Stated goal
Give the number of lines containing the word "this" and nothing more.

Records supplied

— Start —

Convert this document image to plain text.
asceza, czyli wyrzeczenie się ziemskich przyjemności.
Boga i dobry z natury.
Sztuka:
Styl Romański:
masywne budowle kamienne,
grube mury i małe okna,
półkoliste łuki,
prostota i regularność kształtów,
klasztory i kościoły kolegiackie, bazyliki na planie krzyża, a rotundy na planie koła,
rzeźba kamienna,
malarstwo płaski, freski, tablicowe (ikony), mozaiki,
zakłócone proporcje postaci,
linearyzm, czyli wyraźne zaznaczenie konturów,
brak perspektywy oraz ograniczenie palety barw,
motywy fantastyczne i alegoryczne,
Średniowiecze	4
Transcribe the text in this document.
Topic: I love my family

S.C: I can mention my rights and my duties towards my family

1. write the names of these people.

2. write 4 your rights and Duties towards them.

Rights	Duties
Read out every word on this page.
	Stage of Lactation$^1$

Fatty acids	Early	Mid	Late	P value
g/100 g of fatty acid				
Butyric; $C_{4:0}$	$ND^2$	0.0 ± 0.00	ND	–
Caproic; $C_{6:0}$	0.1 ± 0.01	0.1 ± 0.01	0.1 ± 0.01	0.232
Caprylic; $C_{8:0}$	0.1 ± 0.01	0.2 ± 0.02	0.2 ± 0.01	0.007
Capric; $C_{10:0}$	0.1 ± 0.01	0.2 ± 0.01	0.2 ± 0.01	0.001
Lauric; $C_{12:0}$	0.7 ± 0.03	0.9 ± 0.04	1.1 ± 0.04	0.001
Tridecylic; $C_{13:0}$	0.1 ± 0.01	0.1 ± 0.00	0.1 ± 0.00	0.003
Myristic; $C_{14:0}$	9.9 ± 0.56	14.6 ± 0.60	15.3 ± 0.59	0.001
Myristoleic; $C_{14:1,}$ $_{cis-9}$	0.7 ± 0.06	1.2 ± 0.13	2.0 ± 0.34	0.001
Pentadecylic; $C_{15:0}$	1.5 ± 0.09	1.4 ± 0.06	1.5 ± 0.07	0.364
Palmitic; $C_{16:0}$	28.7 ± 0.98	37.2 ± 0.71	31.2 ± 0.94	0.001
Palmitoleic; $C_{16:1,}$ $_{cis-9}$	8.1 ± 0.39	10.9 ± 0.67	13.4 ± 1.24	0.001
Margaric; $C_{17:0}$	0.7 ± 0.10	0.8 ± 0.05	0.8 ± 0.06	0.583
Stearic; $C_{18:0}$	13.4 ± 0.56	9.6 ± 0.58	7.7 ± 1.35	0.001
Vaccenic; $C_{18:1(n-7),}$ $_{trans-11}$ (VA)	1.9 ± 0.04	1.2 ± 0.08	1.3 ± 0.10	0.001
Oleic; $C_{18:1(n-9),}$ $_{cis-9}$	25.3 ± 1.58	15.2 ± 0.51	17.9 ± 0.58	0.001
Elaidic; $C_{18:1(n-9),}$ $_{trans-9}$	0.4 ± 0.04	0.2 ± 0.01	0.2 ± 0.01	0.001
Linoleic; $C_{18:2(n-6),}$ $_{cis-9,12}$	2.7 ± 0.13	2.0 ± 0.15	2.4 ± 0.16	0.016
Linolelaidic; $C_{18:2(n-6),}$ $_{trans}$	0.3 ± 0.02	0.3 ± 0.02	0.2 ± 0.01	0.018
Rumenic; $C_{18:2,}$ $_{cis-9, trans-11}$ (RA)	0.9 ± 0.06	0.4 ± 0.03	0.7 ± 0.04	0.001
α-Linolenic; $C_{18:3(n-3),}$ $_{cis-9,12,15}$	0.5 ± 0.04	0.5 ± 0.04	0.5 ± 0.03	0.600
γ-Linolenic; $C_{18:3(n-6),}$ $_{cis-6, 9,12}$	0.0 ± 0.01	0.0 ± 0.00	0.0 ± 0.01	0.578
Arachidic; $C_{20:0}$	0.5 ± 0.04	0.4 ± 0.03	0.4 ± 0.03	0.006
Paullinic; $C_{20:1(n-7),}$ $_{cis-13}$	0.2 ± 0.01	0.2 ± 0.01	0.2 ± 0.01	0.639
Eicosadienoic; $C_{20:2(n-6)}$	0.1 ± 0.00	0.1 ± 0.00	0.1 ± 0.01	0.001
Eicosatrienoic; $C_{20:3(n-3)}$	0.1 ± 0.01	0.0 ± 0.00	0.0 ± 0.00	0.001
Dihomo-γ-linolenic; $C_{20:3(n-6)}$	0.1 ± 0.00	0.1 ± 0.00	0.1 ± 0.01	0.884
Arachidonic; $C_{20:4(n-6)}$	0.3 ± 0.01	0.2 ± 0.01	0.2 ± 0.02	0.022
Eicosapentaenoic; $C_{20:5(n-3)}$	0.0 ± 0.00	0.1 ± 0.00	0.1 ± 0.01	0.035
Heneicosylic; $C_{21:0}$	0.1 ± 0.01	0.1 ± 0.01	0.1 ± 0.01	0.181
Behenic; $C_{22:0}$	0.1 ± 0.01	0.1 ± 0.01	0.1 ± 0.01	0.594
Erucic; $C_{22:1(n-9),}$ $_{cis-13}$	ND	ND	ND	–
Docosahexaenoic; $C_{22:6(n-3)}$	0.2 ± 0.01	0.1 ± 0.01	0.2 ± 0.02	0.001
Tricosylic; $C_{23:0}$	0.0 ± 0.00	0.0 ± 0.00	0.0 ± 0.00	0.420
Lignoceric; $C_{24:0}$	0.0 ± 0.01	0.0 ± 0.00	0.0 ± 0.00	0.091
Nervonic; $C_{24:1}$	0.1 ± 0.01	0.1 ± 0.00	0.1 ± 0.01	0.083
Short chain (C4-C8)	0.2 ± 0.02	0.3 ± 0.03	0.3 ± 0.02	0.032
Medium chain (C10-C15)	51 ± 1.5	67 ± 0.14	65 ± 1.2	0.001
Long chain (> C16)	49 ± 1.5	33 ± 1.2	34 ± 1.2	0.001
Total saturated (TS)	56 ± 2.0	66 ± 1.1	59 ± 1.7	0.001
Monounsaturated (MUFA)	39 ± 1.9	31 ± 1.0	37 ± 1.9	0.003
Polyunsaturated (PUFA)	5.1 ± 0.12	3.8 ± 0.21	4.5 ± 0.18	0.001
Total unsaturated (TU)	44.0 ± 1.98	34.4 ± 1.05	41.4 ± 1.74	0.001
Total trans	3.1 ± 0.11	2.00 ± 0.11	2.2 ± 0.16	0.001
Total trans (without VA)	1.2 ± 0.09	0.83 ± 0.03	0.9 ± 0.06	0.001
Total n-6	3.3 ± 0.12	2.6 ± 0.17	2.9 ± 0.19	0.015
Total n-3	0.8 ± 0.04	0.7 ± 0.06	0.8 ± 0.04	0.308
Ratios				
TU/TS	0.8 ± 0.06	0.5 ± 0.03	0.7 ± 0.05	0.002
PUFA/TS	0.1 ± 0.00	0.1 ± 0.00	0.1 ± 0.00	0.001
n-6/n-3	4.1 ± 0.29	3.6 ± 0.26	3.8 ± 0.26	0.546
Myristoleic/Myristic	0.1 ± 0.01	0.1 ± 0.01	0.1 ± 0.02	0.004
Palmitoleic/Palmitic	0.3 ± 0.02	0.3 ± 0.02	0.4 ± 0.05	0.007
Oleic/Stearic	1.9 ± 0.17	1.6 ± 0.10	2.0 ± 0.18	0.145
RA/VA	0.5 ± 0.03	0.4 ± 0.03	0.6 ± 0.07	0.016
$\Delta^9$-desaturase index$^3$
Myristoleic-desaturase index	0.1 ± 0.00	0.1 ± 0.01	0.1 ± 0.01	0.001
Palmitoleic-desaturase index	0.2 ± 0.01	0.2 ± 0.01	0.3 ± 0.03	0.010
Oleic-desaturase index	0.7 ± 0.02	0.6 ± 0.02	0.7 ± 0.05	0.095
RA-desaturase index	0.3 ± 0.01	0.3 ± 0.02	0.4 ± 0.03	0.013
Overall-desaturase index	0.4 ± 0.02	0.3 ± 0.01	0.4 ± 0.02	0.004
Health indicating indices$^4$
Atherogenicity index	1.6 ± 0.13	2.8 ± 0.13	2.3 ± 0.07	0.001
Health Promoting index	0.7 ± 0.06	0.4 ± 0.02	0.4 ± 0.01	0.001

— End —

Output
3